**PROBLEM STATEMENT**
Copy out every line of each item below without changing anything.

[Bounding box annotations]
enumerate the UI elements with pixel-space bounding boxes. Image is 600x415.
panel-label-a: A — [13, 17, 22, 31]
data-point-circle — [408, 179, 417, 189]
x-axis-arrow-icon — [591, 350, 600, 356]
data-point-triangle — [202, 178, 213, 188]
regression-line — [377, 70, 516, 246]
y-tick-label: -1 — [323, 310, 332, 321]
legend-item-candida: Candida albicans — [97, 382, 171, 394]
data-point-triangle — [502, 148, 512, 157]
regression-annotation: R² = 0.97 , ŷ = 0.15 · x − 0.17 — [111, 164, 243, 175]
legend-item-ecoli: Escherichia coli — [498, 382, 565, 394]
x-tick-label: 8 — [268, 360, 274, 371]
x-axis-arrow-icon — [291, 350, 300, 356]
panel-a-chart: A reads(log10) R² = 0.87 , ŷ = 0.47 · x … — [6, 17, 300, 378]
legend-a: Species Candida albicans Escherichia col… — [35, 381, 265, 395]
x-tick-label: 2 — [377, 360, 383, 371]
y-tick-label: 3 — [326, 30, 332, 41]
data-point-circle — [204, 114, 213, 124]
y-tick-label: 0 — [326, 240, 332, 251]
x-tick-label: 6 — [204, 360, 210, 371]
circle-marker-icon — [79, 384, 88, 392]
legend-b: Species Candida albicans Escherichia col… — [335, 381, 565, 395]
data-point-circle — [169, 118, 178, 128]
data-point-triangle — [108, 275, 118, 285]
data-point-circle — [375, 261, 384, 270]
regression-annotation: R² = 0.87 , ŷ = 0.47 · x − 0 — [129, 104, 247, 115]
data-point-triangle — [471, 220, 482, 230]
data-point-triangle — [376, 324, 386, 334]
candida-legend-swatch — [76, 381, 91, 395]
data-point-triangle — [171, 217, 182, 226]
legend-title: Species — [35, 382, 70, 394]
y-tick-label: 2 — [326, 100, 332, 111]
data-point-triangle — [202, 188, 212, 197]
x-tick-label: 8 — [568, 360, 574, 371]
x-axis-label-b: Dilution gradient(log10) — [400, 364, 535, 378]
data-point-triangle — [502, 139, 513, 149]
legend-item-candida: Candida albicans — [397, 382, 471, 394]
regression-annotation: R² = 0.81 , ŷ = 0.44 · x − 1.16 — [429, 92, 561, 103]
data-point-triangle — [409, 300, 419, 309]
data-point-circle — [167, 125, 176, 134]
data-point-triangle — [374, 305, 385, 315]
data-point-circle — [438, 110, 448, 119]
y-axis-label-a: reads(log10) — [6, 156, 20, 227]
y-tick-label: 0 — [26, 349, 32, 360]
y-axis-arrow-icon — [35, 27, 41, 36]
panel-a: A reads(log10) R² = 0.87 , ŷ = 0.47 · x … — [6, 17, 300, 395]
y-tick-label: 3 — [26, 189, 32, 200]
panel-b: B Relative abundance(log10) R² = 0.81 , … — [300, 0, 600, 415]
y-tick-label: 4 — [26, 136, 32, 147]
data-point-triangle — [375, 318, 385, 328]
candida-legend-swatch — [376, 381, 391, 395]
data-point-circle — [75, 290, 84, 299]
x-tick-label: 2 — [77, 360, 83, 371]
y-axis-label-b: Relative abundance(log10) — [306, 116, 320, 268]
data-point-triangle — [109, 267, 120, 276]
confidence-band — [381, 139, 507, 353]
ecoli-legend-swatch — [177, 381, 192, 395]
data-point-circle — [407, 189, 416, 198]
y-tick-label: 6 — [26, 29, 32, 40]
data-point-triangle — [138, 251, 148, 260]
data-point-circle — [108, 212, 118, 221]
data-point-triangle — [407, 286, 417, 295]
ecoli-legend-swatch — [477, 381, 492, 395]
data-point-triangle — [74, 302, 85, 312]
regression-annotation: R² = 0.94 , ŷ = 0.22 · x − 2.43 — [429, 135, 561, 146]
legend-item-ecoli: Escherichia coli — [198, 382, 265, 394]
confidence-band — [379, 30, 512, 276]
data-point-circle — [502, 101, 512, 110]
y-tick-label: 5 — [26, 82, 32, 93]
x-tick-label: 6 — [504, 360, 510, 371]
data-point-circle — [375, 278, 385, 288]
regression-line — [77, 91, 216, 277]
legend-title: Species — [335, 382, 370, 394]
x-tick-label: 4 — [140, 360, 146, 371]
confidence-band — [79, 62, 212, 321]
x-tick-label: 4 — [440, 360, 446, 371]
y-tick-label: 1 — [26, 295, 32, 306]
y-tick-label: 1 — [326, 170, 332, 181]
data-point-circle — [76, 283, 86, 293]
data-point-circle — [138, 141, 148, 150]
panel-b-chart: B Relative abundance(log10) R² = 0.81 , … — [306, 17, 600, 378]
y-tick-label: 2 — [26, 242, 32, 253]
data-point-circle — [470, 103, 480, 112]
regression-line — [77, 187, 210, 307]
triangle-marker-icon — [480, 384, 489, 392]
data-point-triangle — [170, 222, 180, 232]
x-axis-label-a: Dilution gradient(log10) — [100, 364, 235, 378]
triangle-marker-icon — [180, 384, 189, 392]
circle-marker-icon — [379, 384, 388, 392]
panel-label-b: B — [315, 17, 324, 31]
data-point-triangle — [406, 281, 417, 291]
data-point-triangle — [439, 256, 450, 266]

**REPLY TO THE EXERCISE**
enumerate the UI elements with pixel-space bounding boxes. Image is 600x415.
panel-label-a: A — [13, 17, 22, 31]
data-point-circle — [408, 179, 417, 189]
x-axis-arrow-icon — [591, 350, 600, 356]
data-point-triangle — [202, 178, 213, 188]
regression-line — [377, 70, 516, 246]
y-tick-label: -1 — [323, 310, 332, 321]
legend-item-candida: Candida albicans — [97, 382, 171, 394]
data-point-triangle — [502, 148, 512, 157]
regression-annotation: R² = 0.97 , ŷ = 0.15 · x − 0.17 — [111, 164, 243, 175]
legend-item-ecoli: Escherichia coli — [498, 382, 565, 394]
x-tick-label: 8 — [268, 360, 274, 371]
x-axis-arrow-icon — [291, 350, 300, 356]
panel-a-chart: A reads(log10) R² = 0.87 , ŷ = 0.47 · x … — [6, 17, 300, 378]
legend-a: Species Candida albicans Escherichia col… — [35, 381, 265, 395]
x-tick-label: 2 — [377, 360, 383, 371]
y-tick-label: 3 — [326, 30, 332, 41]
data-point-circle — [204, 114, 213, 124]
y-tick-label: 0 — [326, 240, 332, 251]
x-tick-label: 6 — [204, 360, 210, 371]
circle-marker-icon — [79, 384, 88, 392]
legend-b: Species Candida albicans Escherichia col… — [335, 381, 565, 395]
data-point-circle — [169, 118, 178, 128]
data-point-triangle — [108, 275, 118, 285]
data-point-circle — [375, 261, 384, 270]
regression-annotation: R² = 0.87 , ŷ = 0.47 · x − 0 — [129, 104, 247, 115]
data-point-triangle — [471, 220, 482, 230]
data-point-triangle — [376, 324, 386, 334]
candida-legend-swatch — [76, 381, 91, 395]
data-point-triangle — [171, 217, 182, 226]
legend-title: Species — [35, 382, 70, 394]
y-tick-label: 2 — [326, 100, 332, 111]
data-point-triangle — [202, 188, 212, 197]
x-tick-label: 8 — [568, 360, 574, 371]
x-axis-label-b: Dilution gradient(log10) — [400, 364, 535, 378]
data-point-triangle — [502, 139, 513, 149]
legend-item-candida: Candida albicans — [397, 382, 471, 394]
regression-annotation: R² = 0.81 , ŷ = 0.44 · x − 1.16 — [429, 92, 561, 103]
data-point-triangle — [409, 300, 419, 309]
data-point-circle — [167, 125, 176, 134]
data-point-triangle — [374, 305, 385, 315]
data-point-circle — [438, 110, 448, 119]
y-axis-label-a: reads(log10) — [6, 156, 20, 227]
y-tick-label: 0 — [26, 349, 32, 360]
y-axis-arrow-icon — [35, 27, 41, 36]
panel-a: A reads(log10) R² = 0.87 , ŷ = 0.47 · x … — [6, 17, 300, 395]
y-tick-label: 3 — [26, 189, 32, 200]
panel-b: B Relative abundance(log10) R² = 0.81 , … — [300, 0, 600, 415]
y-tick-label: 4 — [26, 136, 32, 147]
data-point-triangle — [375, 318, 385, 328]
candida-legend-swatch — [376, 381, 391, 395]
data-point-circle — [75, 290, 84, 299]
x-tick-label: 2 — [77, 360, 83, 371]
y-axis-label-b: Relative abundance(log10) — [306, 116, 320, 268]
data-point-triangle — [109, 267, 120, 276]
confidence-band — [381, 139, 507, 353]
ecoli-legend-swatch — [177, 381, 192, 395]
data-point-circle — [407, 189, 416, 198]
y-tick-label: 6 — [26, 29, 32, 40]
data-point-triangle — [138, 251, 148, 260]
data-point-circle — [108, 212, 118, 221]
data-point-triangle — [407, 286, 417, 295]
ecoli-legend-swatch — [477, 381, 492, 395]
data-point-triangle — [74, 302, 85, 312]
regression-annotation: R² = 0.94 , ŷ = 0.22 · x − 2.43 — [429, 135, 561, 146]
legend-item-ecoli: Escherichia coli — [198, 382, 265, 394]
confidence-band — [379, 30, 512, 276]
data-point-circle — [502, 101, 512, 110]
y-tick-label: 5 — [26, 82, 32, 93]
x-tick-label: 6 — [504, 360, 510, 371]
data-point-circle — [375, 278, 385, 288]
regression-line — [77, 91, 216, 277]
legend-title: Species — [335, 382, 370, 394]
x-tick-label: 4 — [140, 360, 146, 371]
confidence-band — [79, 62, 212, 321]
x-tick-label: 4 — [440, 360, 446, 371]
y-tick-label: 1 — [26, 295, 32, 306]
y-tick-label: 1 — [326, 170, 332, 181]
data-point-circle — [76, 283, 86, 293]
data-point-circle — [138, 141, 148, 150]
panel-b-chart: B Relative abundance(log10) R² = 0.81 , … — [306, 17, 600, 378]
y-tick-label: 2 — [26, 242, 32, 253]
data-point-circle — [470, 103, 480, 112]
regression-line — [77, 187, 210, 307]
triangle-marker-icon — [480, 384, 489, 392]
data-point-triangle — [170, 222, 180, 232]
x-axis-label-a: Dilution gradient(log10) — [100, 364, 235, 378]
triangle-marker-icon — [180, 384, 189, 392]
circle-marker-icon — [379, 384, 388, 392]
panel-label-b: B — [315, 17, 324, 31]
data-point-triangle — [406, 281, 417, 291]
data-point-triangle — [439, 256, 450, 266]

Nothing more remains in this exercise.